■ Problem statement
Repeat each entry as written and leave the images out of the copy.

■ Record list

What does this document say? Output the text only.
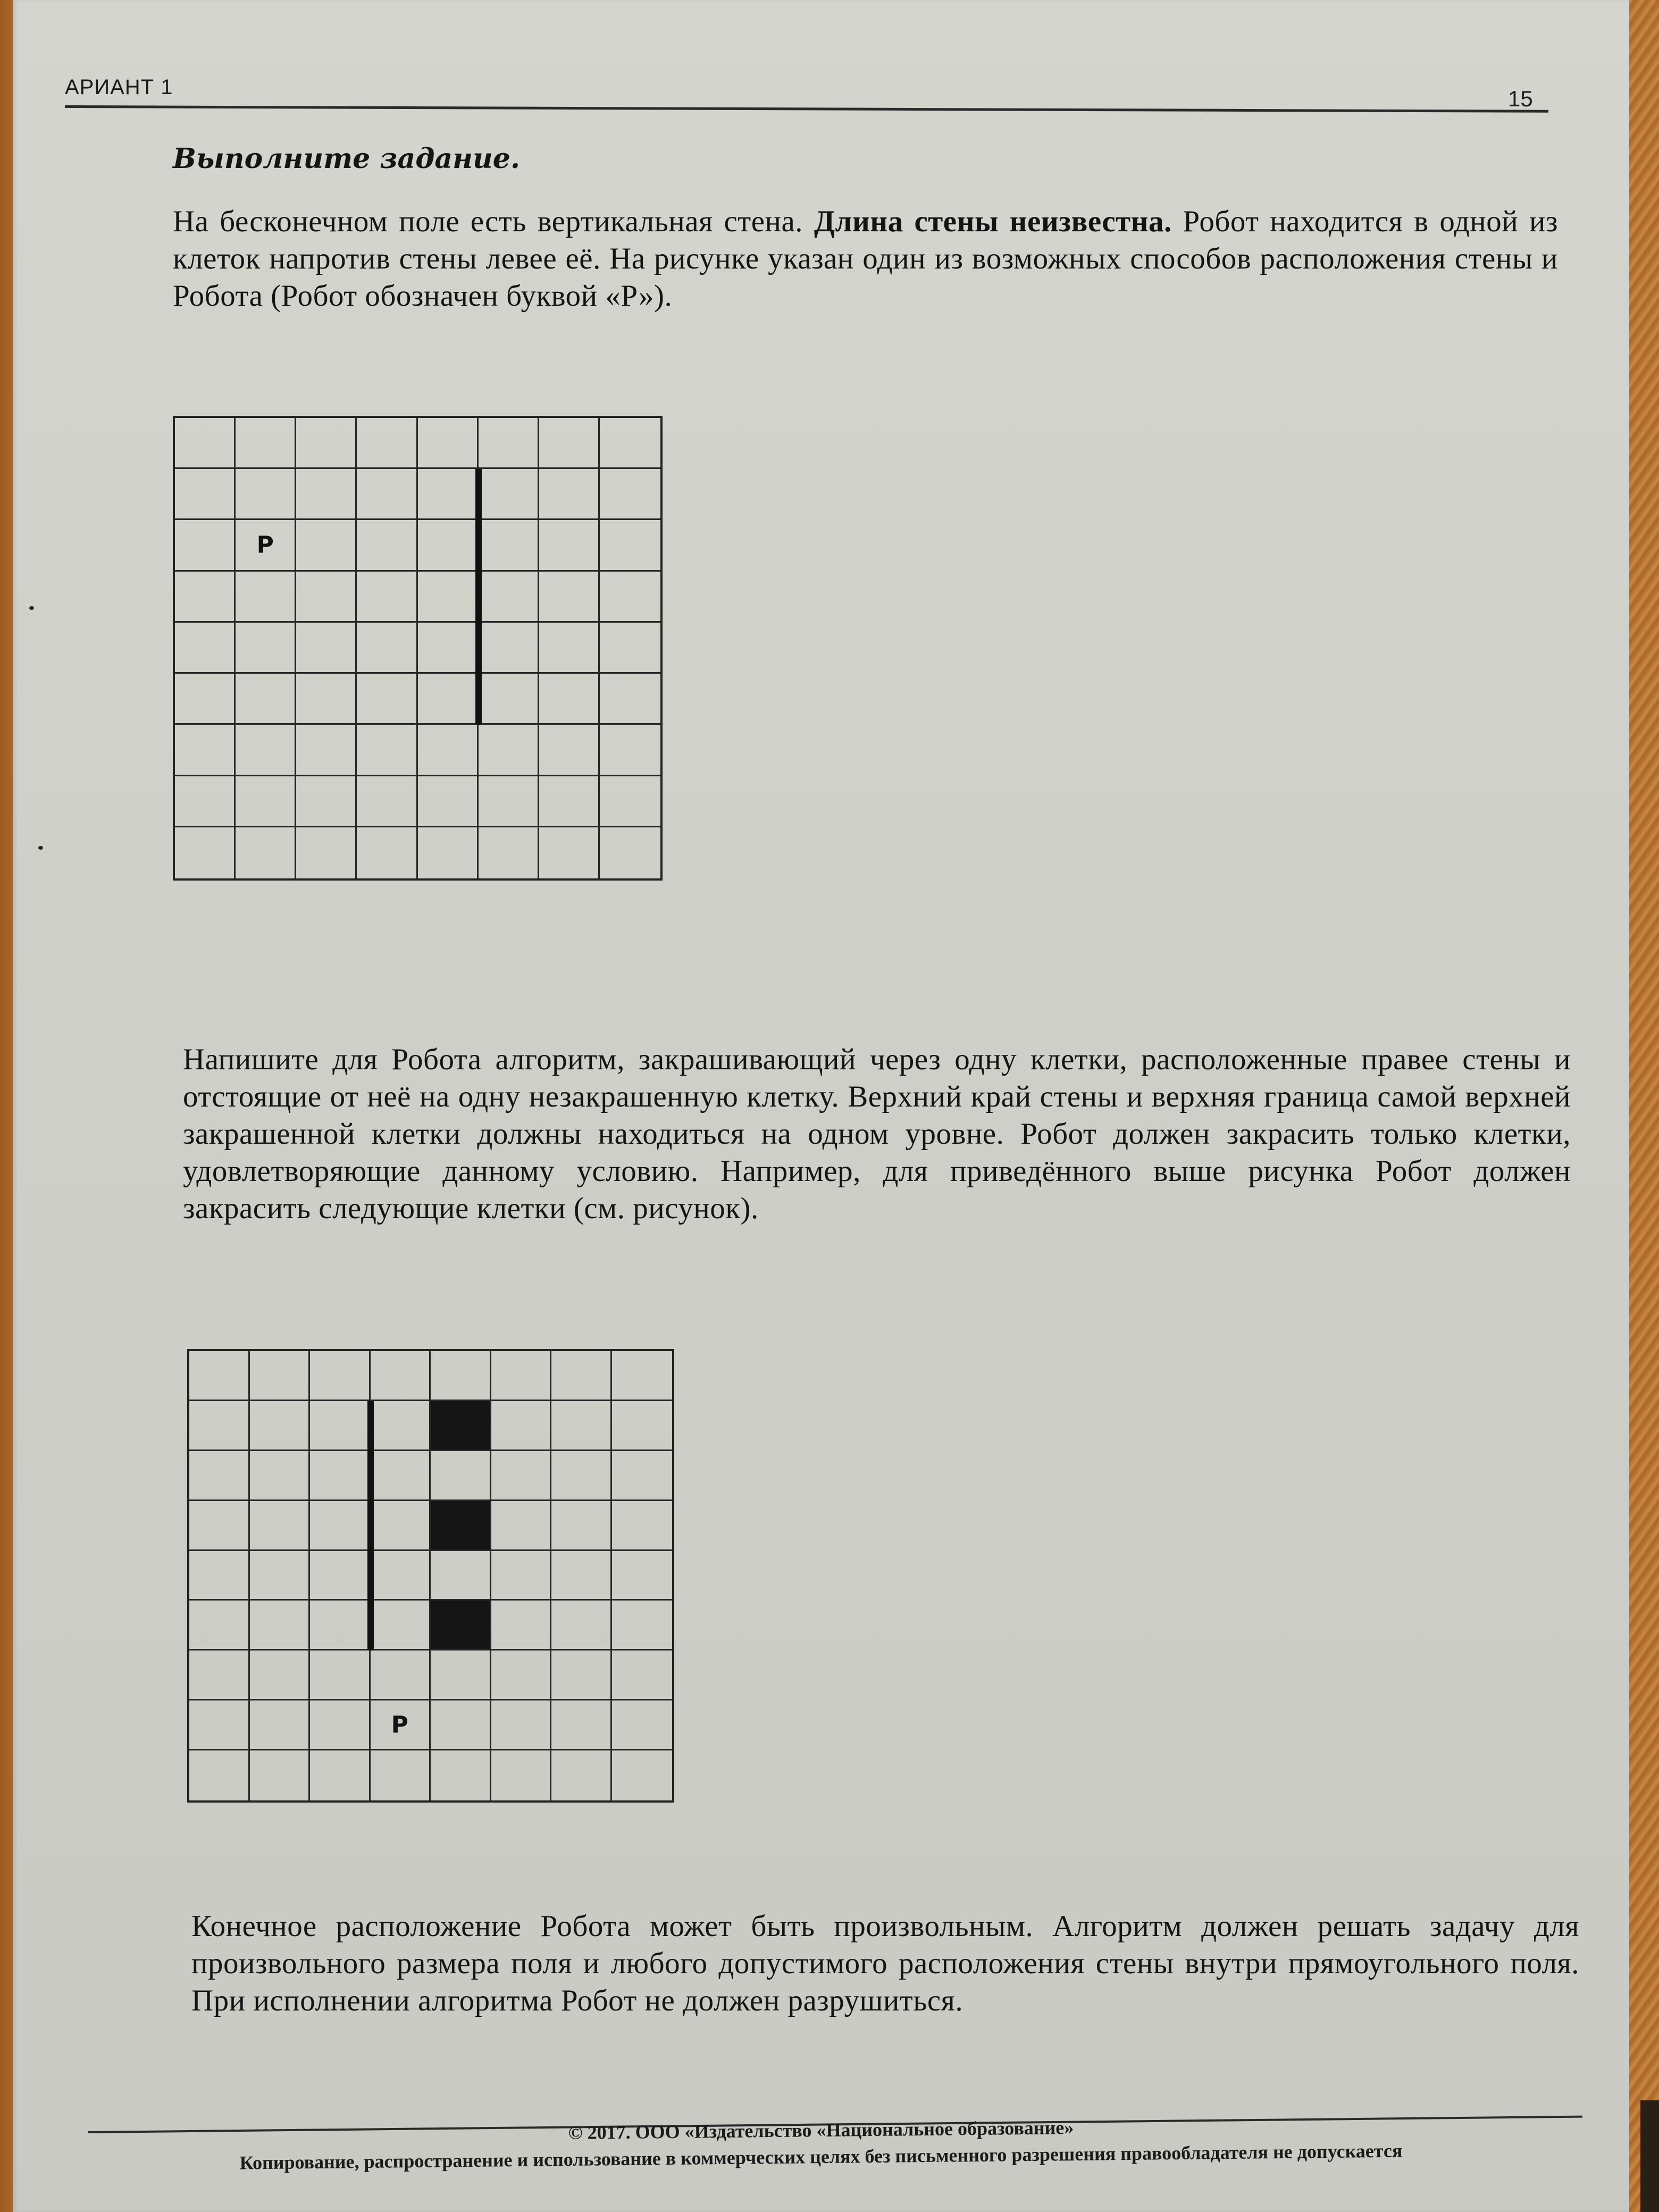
АРИАНТ 1	15
Выполните задание.
На бесконечном поле есть вертикальная стена. Длина стены неизвестна. Робот находится в одной из клеток напротив стены левее её. На рисунке указан один из возможных способов расположения стены и Робота (Робот обозначен буквой «Р»).
Р
Напишите для Робота алгоритм, закрашивающий через одну клетки, расположенные правее стены и отстоящие от неё на одну незакрашенную клетку. Верхний край стены и верхняя граница самой верхней закрашенной клетки должны находиться на одном уровне. Робот должен закрасить только клетки, удовлетворяющие данному условию. Например, для приведённого выше рисунка Робот должен закрасить следующие клетки (см. рисунок).
Р
Конечное расположение Робота может быть произвольным. Алгоритм должен решать задачу для произвольного размера поля и любого допустимого расположения стены внутри прямоугольного поля. При исполнении алгоритма Робот не должен разрушиться.
© 2017. ООО «Издательство «Национальное образование»
Копирование, распространение и использование в коммерческих целях без письменного разрешения правообладателя не допускается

■ Finished exercise
What does this document say? Output the text only.
АРИАНТ 1	15
Выполните задание.
На бесконечном поле есть вертикальная стена. Длина стены неизвестна. Робот находится в одной из клеток напротив стены левее её. На рисунке указан один из возможных способов расположения стены и Робота (Робот обозначен буквой «Р»).
Р
Напишите для Робота алгоритм, закрашивающий через одну клетки, расположенные правее стены и отстоящие от неё на одну незакрашенную клетку. Верхний край стены и верхняя граница самой верхней закрашенной клетки должны находиться на одном уровне. Робот должен закрасить только клетки, удовлетворяющие данному условию. Например, для приведённого выше рисунка Робот должен закрасить следующие клетки (см. рисунок).
Р
Конечное расположение Робота может быть произвольным. Алгоритм должен решать задачу для произвольного размера поля и любого допустимого расположения стены внутри прямоугольного поля. При исполнении алгоритма Робот не должен разрушиться.
© 2017. ООО «Издательство «Национальное образование»
Копирование, распространение и использование в коммерческих целях без письменного разрешения правообладателя не допускается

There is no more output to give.